→ REQUEST
Reproduce the listing below word for word, with no pictures.

→ DATASET RECORDS
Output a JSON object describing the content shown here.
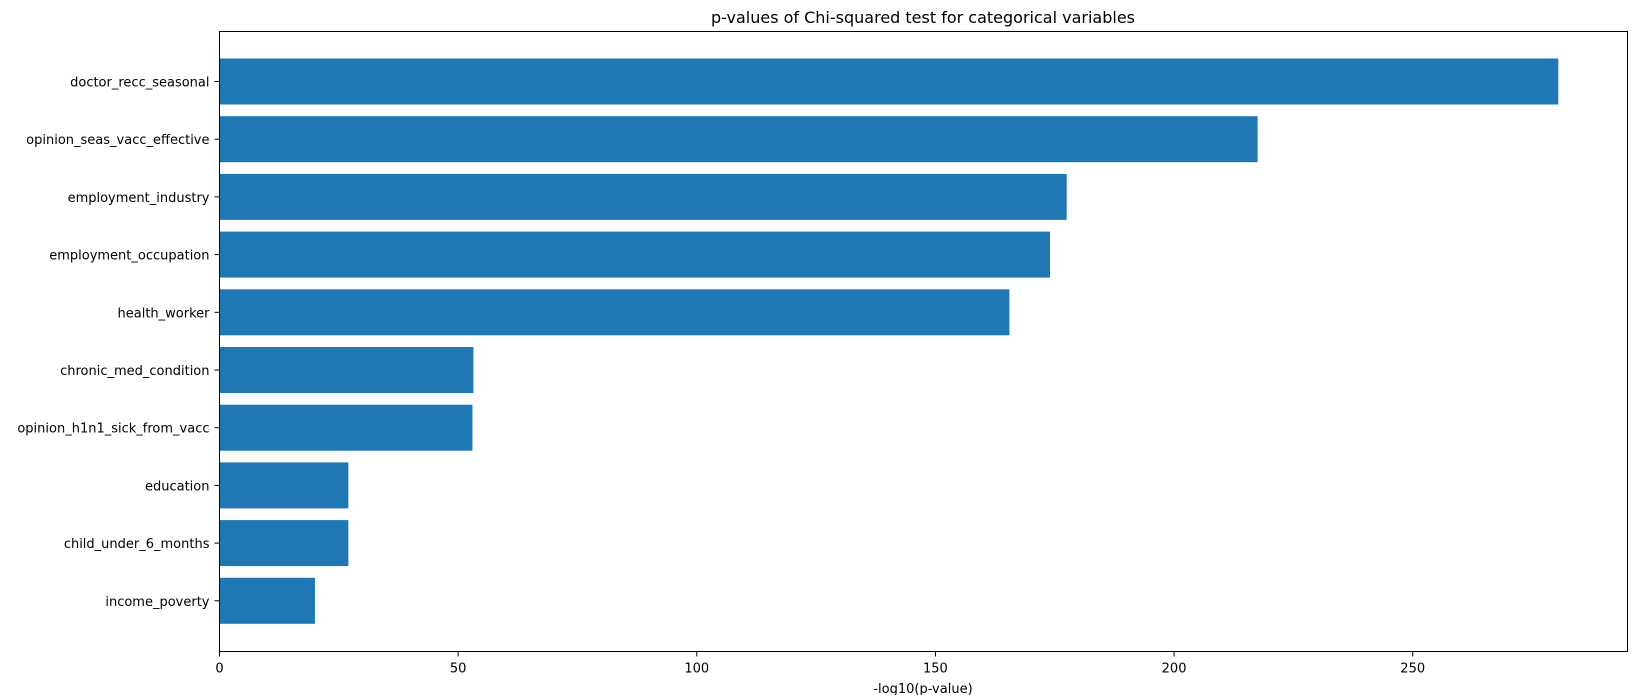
{
  "chart_data": {
    "type": "bar",
    "orientation": "horizontal",
    "title": "p-values of Chi-squared test for categorical variables",
    "xlabel": "-log10(p-value)",
    "ylabel": "",
    "xlim": [
      0,
      295
    ],
    "xticks": [
      0,
      50,
      100,
      150,
      200,
      250
    ],
    "categories": [
      "doctor_recc_seasonal",
      "opinion_seas_vacc_effective",
      "employment_industry",
      "employment_occupation",
      "health_worker",
      "chronic_med_condition",
      "opinion_h1n1_sick_from_vacc",
      "education",
      "child_under_6_months",
      "income_poverty"
    ],
    "values": [
      280.5,
      217.5,
      177.5,
      174,
      165.5,
      53.2,
      53,
      27,
      27,
      20
    ],
    "bar_color": "#1f77b4",
    "grid": false,
    "legend": "none"
  }
}
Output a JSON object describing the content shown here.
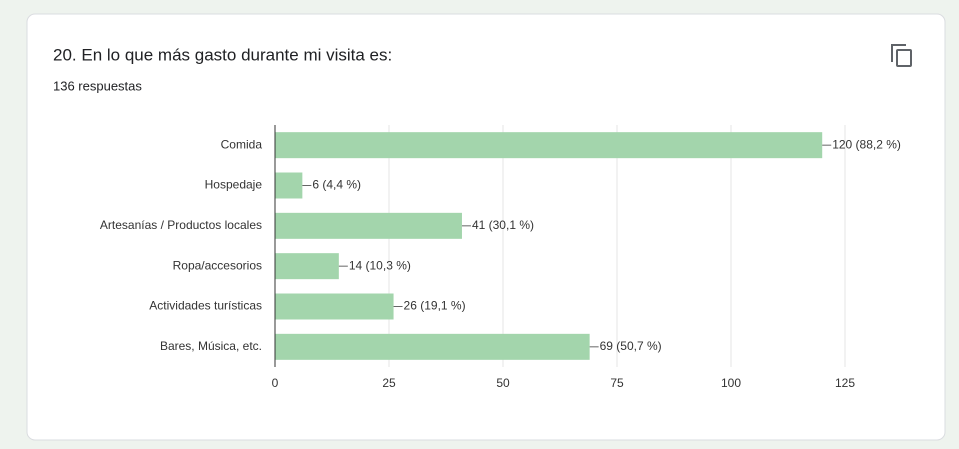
{
  "chart_data": {
    "type": "bar",
    "orientation": "horizontal",
    "title": "20. En lo que más gasto durante mi visita es:",
    "subtitle": "136 respuestas",
    "categories": [
      "Comida",
      "Hospedaje",
      "Artesanías / Productos locales",
      "Ropa/accesorios",
      "Actividades turísticas",
      "Bares, Música, etc."
    ],
    "values": [
      120,
      6,
      41,
      14,
      26,
      69
    ],
    "value_labels": [
      "120 (88,2 %)",
      "6 (4,4 %)",
      "41 (30,1 %)",
      "14 (10,3 %)",
      "26 (19,1 %)",
      "69 (50,7 %)"
    ],
    "color": "#a3d5ac",
    "xlim": [
      0,
      125
    ],
    "xticks": [
      0,
      25,
      50,
      75,
      100,
      125
    ],
    "grid": true
  }
}
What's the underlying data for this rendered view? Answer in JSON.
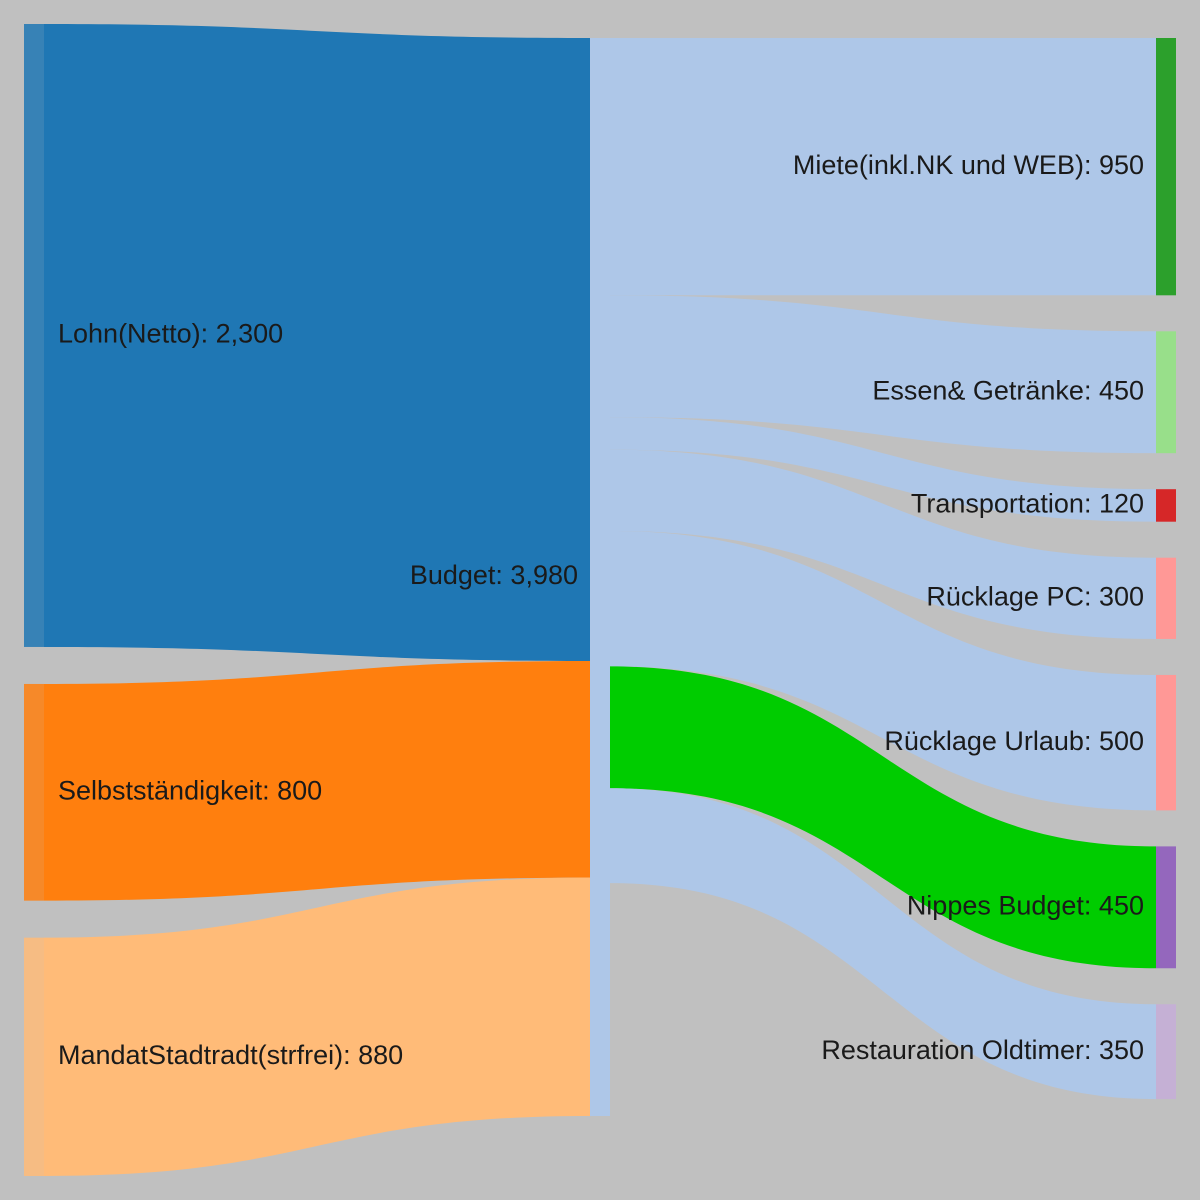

→ THE SOLUTION
Output a JSON object describing the content shown here.
{
  "chart_data": {
    "type": "bar",
    "orientation": "horizontal",
    "title": "p-values of Chi-squared test for categorical variables",
    "xlabel": "-log10(p-value)",
    "ylabel": "",
    "xlim": [
      0,
      295
    ],
    "xticks": [
      0,
      50,
      100,
      150,
      200,
      250
    ],
    "categories": [
      "doctor_recc_seasonal",
      "opinion_seas_vacc_effective",
      "employment_industry",
      "employment_occupation",
      "health_worker",
      "chronic_med_condition",
      "opinion_h1n1_sick_from_vacc",
      "education",
      "child_under_6_months",
      "income_poverty"
    ],
    "values": [
      280.5,
      217.5,
      177.5,
      174,
      165.5,
      53.2,
      53,
      27,
      27,
      20
    ],
    "bar_color": "#1f77b4",
    "grid": false,
    "legend": "none"
  }
}
Output a JSON object describing the content shown here.
{
  "chart_data": {
    "type": "bar",
    "orientation": "horizontal",
    "title": "20. En lo que más gasto durante mi visita es:",
    "subtitle": "136 respuestas",
    "categories": [
      "Comida",
      "Hospedaje",
      "Artesanías / Productos locales",
      "Ropa/accesorios",
      "Actividades turísticas",
      "Bares, Música, etc."
    ],
    "values": [
      120,
      6,
      41,
      14,
      26,
      69
    ],
    "value_labels": [
      "120 (88,2 %)",
      "6 (4,4 %)",
      "41 (30,1 %)",
      "14 (10,3 %)",
      "26 (19,1 %)",
      "69 (50,7 %)"
    ],
    "color": "#a3d5ac",
    "xlim": [
      0,
      125
    ],
    "xticks": [
      0,
      25,
      50,
      75,
      100,
      125
    ],
    "grid": true
  }
}
What's the underlying data for this rendered view? Answer in JSON.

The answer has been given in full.